Things to do
(1) Reproduce, word for word, the part of the Bodhidharma koan excerpt below that opens with the words containing "To study the Buddha's" and closes with "words, or silence.".
(2) Extend the Bodhidharma koan excerpt below by writing the passage that follows its final sentence.

Text extract
━━━━
A Zen teacher who has studied koans for thirty years, John Tarrant directs the Pacific Zen Institute, a venture in meditation and the arts, and teaches culture change in organizations. He is the author of several books, including The Light Inside the Dark. He lives among the vineyards near Santa Rosa, California.

Excerpt. Reprinted by permission. All rights reserved.:

CHAPTER 1

Bodhidharma's Vast Emptiness

Emperor Wu of Liang asked the great master Bodhidharma,

"What is the main point of this holy teaching?"

"Vast emptiness, nothing holy," said Bodhidharma.

"Who are you, standing in front of me?" asked the emperor.

"I do not know," said Bodhidharma.

The emperor didn't understand. Bodhidharma crossed the Yangtze River and went to the kingdom of Wei.

Later, the emperor raised this matter with his advisor, Duke Zhi. The advisor asked,

"Your Majesty, do you know who that Indian sage was?"

"No I don't," said the emperor.

"That was Avalokiteshvara, the Bodhisattva of Compassion, carrying the seal of the Buddha's heart and mind."

The emperor felt a sudden regret and said, "Send a messenger to call him back."

Duke Zhi told him, "Your Majesty, even if everyone in the kingdom went after him he wouldn't return."



FORGETTING WHO YOU ARE AND MAKING USE OF NOTHING

To study the Buddha's way is to study the self,
to study the self is to forget the self.
To forget the self is to be awakened
by ten thousand things.

Eihei Dogen

Poetry arrived
to look for me. I don't know, I don't know where
it came from, from winter or river,
I don't know how or when,
No there weren't voices, there weren't words, or silence.

Pablo Neruda

If you are in a tight spot and nothing has worked, you probably think that you need a transcendent piece of wisdom to rely on. You might think that you need a foothold or a handhold. You might think that you need to improve yourself or your skills in some way. Here is a koan that suggests another possibility: the way through might be by not improving yourself and not finding a railing to take hold of. Here is a koan about how the way through can appear naturally if you are open to it taking an unfamiliar shape. This koan also contains the legend about how this understanding was brought to China from India.

The Koan

Bodhidharma's Vast Emptiness

Emperor Wu had two unusual experiences that changed his life. These essentially inward events led him to certain achievements that are remembered today, more than a millennium after his death. The first experience happened when his armies had to repel an invasion of horsemen from the northwest. The horsemen carried with them whatever they owned, and they weren't afraid to die. The emperor had himself ascended to the throne in the standard way, by overthrowing the previous, weakened monarch, and he believed that he understood the riders. To steady his troops he visited the front lines and sat in the firelight on a small hill. This is when the emperor had his first peculiar experience.
━━━━
Record set
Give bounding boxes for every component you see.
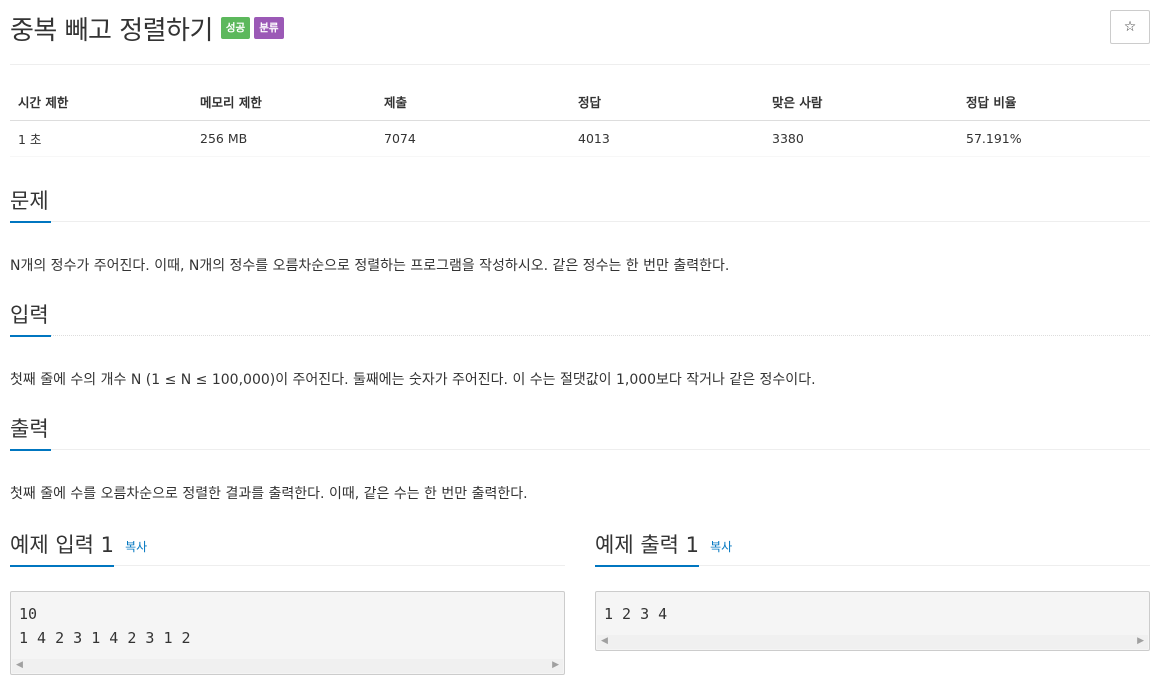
copy-sample-input-button[interactable]: 복사 xyxy=(125,540,147,554)
sample-input-box[interactable]: 10 1 4 2 3 1 4 2 3 1 2 ◀ ▶ xyxy=(10,591,565,675)
header-accepted: 정답 xyxy=(570,84,764,121)
star-icon: ☆ xyxy=(1123,19,1137,35)
scroll-left-icon[interactable]: ◀ xyxy=(601,636,608,646)
copy-sample-output-button[interactable]: 복사 xyxy=(710,540,732,554)
status-badge-category[interactable]: 분류 xyxy=(254,17,284,39)
sample-input-header: 예제 입력 1 복사 xyxy=(10,530,565,567)
status-badge-success[interactable]: 성공 xyxy=(220,17,251,39)
value-submissions[interactable]: 7074 xyxy=(376,120,570,157)
header-time-limit: 시간 제한 xyxy=(10,84,192,121)
header-submissions: 제출 xyxy=(376,84,570,121)
star-button[interactable]: ☆ xyxy=(1110,10,1150,44)
section-problem-header: 문제 xyxy=(10,186,1150,223)
value-ratio: 57.191% xyxy=(958,120,1150,157)
scroll-right-icon[interactable]: ▶ xyxy=(1137,636,1144,646)
section-output-header: 출력 xyxy=(10,414,1150,451)
value-time-limit: 1 초 xyxy=(10,120,192,157)
output-description: 첫째 줄에 수를 오름차순으로 정렬한 결과를 출력한다. 이때, 같은 수는 … xyxy=(10,486,528,502)
scroll-left-icon[interactable]: ◀ xyxy=(16,660,23,670)
section-input-header: 입력 xyxy=(10,300,1150,337)
section-problem-title: 문제 xyxy=(10,187,51,223)
header-solved-users: 맞은 사람 xyxy=(764,84,958,121)
sample-input-title: 예제 입력 1 xyxy=(10,531,114,567)
sample-output-box[interactable]: 1 2 3 4 ◀ ▶ xyxy=(595,591,1150,651)
section-output-title: 출력 xyxy=(10,415,51,451)
sample-output-title: 예제 출력 1 xyxy=(595,531,699,567)
value-accepted[interactable]: 4013 xyxy=(570,120,764,157)
sample-input-content: 10 1 4 2 3 1 4 2 3 1 2 xyxy=(19,605,191,647)
problem-description: N개의 정수가 주어진다. 이때, N개의 정수를 오름차순으로 정렬하는 프로… xyxy=(10,258,730,274)
sample-output-header: 예제 출력 1 복사 xyxy=(595,530,1150,567)
horizontal-scrollbar[interactable]: ◀ ▶ xyxy=(597,635,1148,649)
table-row: 1 초 256 MB 7074 4013 3380 57.191% xyxy=(10,120,1150,157)
header-memory-limit: 메모리 제한 xyxy=(192,84,376,121)
problem-title-row: 중복 빼고 정렬하기 성공 분류 xyxy=(10,10,284,46)
value-solved-users[interactable]: 3380 xyxy=(764,120,958,157)
problem-info-table: 시간 제한 메모리 제한 제출 정답 맞은 사람 정답 비율 1 초 256 M… xyxy=(10,84,1150,157)
horizontal-scrollbar[interactable]: ◀ ▶ xyxy=(12,659,563,673)
page-title: 중복 빼고 정렬하기 xyxy=(10,15,213,46)
header-ratio: 정답 비율 xyxy=(958,84,1150,121)
input-description: 첫째 줄에 수의 개수 N (1 ≤ N ≤ 100,000)이 주어진다. 둘… xyxy=(10,372,816,388)
section-input-title: 입력 xyxy=(10,301,51,337)
value-memory-limit: 256 MB xyxy=(192,120,376,157)
scroll-right-icon[interactable]: ▶ xyxy=(552,660,559,670)
table-header-row: 시간 제한 메모리 제한 제출 정답 맞은 사람 정답 비율 xyxy=(10,84,1150,121)
divider xyxy=(10,64,1150,65)
sample-output-content: 1 2 3 4 xyxy=(604,605,668,623)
━━━━
Responses for each task
(1)
To study the Buddha's way is to study the self,
to study the self is to forget the self.
To forget the self is to be awakened
by ten thousand things.

Eihei Dogen

Poetry arrived
to look for me. I don't know, I don't know where
it came from, from winter or river,
I don't know how or when,
No there weren't voices, there weren't words, or silence.

(2)
Banners whipped loudly overhead and the wind felt as though it were inside his chest, tearing and banging. Something of the desert's tedious immensity was conveyed to him. The wind cleansed him of any anxiety and also took away other things the solidity of which he had never questioned before. It took away his august rank and his name. He stopped planning, and he also stopped thinking about the outcome of the battle. When everything he usually depended upon was gone, he knew immediately what to do. In the predawn, just before the nomads liked to attack, he sent horsemen into the center of their camp and immediately pulled them back again. As the pursuit came, the center of his line kept falling back. The nomads rode into the vacuum he had opened and he closed on them from both sides.

After his return, while the ministers celebrated, the emperor went into the garden to be alone. On the hillside, he had felt quite certain that he was going to win. At that moment, in the wind and the vast land, he was small and unimportant, and this sense of his unimportance allowed him to be clear about what needed to be done. Being important now seemed to him to be just a prejudice that confined him.

Once he forgot about having a special point to his life, he felt remarkably free for an emperor. There were some complications. On certain days he considered leaving his room but couldn't find a reason to. He still gave interviews at court before dawn but was sometimes beset by a sense of unreality. Shedding his old beliefs had not been so hard. He hadn't done anything to achieve his new way of seeing things; it was a gift from wind and war. Having opinions about life--ideas about being an emperor, about his own dignity and the motives of his ministers, having to dislike this person and admire that one--pained him now; he could feel these familiar attitudes as walls crowding around him. Yet some understanding, he was certain, eluded him. He did what was necessary out of duty and didn't mourn his old certainties, but he lacked delight. There had to be more to life than the freedom of pointlessness.

The emperor sought hints from the world. He noticed that he had remorse about the murders involved in his ascent to the throne. His qualms, as he thought of them, were the beginning of a new curiosity about his own life. At the same time he began to entertain famous teachers who passed through. Sometimes they were helpful. They usually praised him and gave carefully bland advice, often involving diets. Sometimes it was even good advice, but the question he had was something like a feeling--a mingling of excitement and uneasiness hard to formulate--and advice didn't seem to touch it.

Then the emperor heard of a sage from India. The man was himself a legend; it was said that it had taken him three years to make his way over the seas. The emperor knew nothing about the sea, but he imagined waves as the grass of the steppes in a high wind. He tried thinking of China as an ocean that he passed through, and nomads as pirates with horses. Though his own obligations prevented him from undertaking such journeys, he respected this kind of solitary accomplishment.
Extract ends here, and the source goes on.